- _TASK TO CARRY OUT_
Select the lines of the records containing the word "Lankans" and list them.

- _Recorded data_
* * * * * * * * *
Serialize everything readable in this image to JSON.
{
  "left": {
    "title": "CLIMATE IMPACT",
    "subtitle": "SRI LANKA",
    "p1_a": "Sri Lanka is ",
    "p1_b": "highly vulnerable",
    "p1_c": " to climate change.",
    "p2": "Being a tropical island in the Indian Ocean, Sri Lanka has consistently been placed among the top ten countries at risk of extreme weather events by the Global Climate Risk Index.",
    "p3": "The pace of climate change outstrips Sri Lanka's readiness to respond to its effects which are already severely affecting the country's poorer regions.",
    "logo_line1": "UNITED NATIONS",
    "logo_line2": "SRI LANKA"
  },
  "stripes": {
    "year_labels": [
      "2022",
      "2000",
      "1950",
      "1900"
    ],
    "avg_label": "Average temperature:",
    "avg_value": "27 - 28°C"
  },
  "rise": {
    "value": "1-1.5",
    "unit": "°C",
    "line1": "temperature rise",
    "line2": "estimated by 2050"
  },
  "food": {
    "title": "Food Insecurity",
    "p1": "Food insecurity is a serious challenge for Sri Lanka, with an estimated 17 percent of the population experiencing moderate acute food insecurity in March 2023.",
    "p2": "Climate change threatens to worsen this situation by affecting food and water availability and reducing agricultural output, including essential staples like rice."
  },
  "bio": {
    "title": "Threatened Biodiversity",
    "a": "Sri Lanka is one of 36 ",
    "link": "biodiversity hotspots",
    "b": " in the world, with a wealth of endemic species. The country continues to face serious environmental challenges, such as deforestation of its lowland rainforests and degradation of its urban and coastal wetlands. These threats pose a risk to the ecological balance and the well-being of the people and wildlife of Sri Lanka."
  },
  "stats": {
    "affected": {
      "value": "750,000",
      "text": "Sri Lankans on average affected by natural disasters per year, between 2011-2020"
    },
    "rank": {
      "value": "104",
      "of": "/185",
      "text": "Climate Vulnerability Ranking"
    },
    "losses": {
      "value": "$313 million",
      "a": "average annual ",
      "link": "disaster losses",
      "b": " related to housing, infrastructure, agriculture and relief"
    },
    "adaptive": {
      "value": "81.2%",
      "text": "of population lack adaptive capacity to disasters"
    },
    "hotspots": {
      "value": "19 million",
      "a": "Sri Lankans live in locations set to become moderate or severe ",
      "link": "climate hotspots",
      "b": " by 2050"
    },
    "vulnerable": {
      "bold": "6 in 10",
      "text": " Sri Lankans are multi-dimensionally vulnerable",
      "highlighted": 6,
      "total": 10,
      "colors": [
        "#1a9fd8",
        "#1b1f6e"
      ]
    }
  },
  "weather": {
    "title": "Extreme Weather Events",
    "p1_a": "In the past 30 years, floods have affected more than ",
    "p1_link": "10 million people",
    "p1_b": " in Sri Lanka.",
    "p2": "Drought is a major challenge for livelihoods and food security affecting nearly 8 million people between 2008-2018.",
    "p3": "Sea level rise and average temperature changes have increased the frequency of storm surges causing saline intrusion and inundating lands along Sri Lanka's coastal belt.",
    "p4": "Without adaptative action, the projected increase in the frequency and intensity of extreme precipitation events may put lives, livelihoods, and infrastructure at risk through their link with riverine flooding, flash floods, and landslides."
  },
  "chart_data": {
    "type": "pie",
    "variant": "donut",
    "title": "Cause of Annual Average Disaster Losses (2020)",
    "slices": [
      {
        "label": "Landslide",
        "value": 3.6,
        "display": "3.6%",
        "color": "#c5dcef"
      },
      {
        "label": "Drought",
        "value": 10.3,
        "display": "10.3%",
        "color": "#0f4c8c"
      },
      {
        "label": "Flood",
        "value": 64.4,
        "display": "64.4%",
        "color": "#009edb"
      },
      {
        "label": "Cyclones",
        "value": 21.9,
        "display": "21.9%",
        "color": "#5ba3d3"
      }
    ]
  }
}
* * * * * * * * *
- _SOLVED PROBLEM_
      "text": "Sri Lankans on average affected by natural disasters per year, between 2011-2020"
      "a": "Sri Lankans live in locations set to become moderate or severe ",
      "text": " Sri Lankans are multi-dimensionally vulnerable",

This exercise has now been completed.